▶ **Exercise prompt**: Copy word for word the rows from the line with "staticText: 现实状态：居家看护 — [161, 134, 305, 154]" to the line with "staticText: 15:09 — [193, 1, 229, 19]", both lines included.

(Entries taken from a collection)
....................

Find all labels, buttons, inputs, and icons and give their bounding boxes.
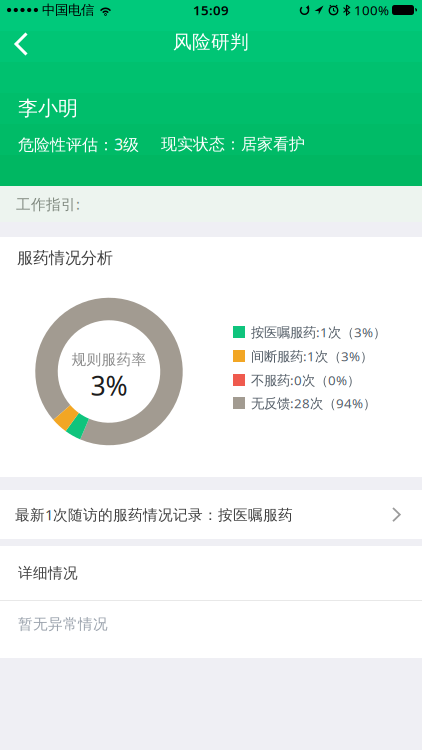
staticText: 现实状态：居家看护 — [161, 134, 305, 154]
staticText: 按医嘱服药:1次（3%） — [251, 323, 386, 341]
staticText: 详细情况 — [18, 564, 78, 582]
staticText: 100% — [354, 1, 389, 19]
staticText: 服药情况分析 — [17, 248, 113, 268]
staticText: 危险性评估：3级 — [18, 134, 139, 155]
staticText: 最新1次随访的服药情况记录：按医嘱服药 — [15, 505, 293, 524]
staticText: 间断服药:1次（3%） — [251, 347, 373, 365]
button[interactable]: Back — [0, 26, 44, 58]
staticText: 工作指引: — [16, 194, 80, 214]
staticText: 中国电信 — [42, 2, 94, 18]
staticText: 不服药:0次（0%） — [251, 371, 360, 389]
staticText: 无反馈:28次（94%） — [251, 394, 376, 412]
staticText: 李小明 — [18, 96, 78, 121]
staticText: 规则服药率 — [72, 350, 146, 368]
button[interactable]: 最新1次随访的服药情况记录：按医嘱服药 — [0, 490, 422, 539]
staticText: 暂无异常情况 — [18, 615, 108, 633]
staticText: 3% — [90, 368, 128, 403]
staticText: 15:09 — [193, 1, 229, 19]
staticText: 风险研判 — [173, 30, 249, 53]
button[interactable]: 工作指引: — [0, 186, 422, 222]
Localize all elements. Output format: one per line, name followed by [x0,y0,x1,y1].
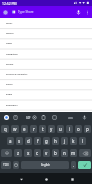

....................

▶ **Worked solution**:
staticText: 现实状态：居家看护 — [161, 134, 305, 154]
staticText: 按医嘱服药:1次（3%） — [251, 323, 386, 341]
staticText: 详细情况 — [18, 564, 78, 582]
staticText: 100% — [354, 1, 389, 19]
staticText: 服药情况分析 — [17, 248, 113, 268]
staticText: 危险性评估：3级 — [18, 134, 139, 155]
staticText: 最新1次随访的服药情况记录：按医嘱服药 — [15, 505, 293, 524]
staticText: 间断服药:1次（3%） — [251, 347, 373, 365]
button[interactable]: Back — [0, 26, 44, 58]
staticText: 工作指引: — [16, 194, 80, 214]
staticText: 中国电信 — [42, 2, 94, 18]
staticText: 不服药:0次（0%） — [251, 371, 360, 389]
staticText: 无反馈:28次（94%） — [251, 394, 376, 412]
staticText: 李小明 — [18, 96, 78, 121]
staticText: 规则服药率 — [72, 350, 146, 368]
button[interactable]: 最新1次随访的服药情况记录：按医嘱服药 — [0, 490, 422, 539]
staticText: 暂无异常情况 — [18, 615, 108, 633]
staticText: 3% — [90, 368, 128, 403]
staticText: 15:09 — [193, 1, 229, 19]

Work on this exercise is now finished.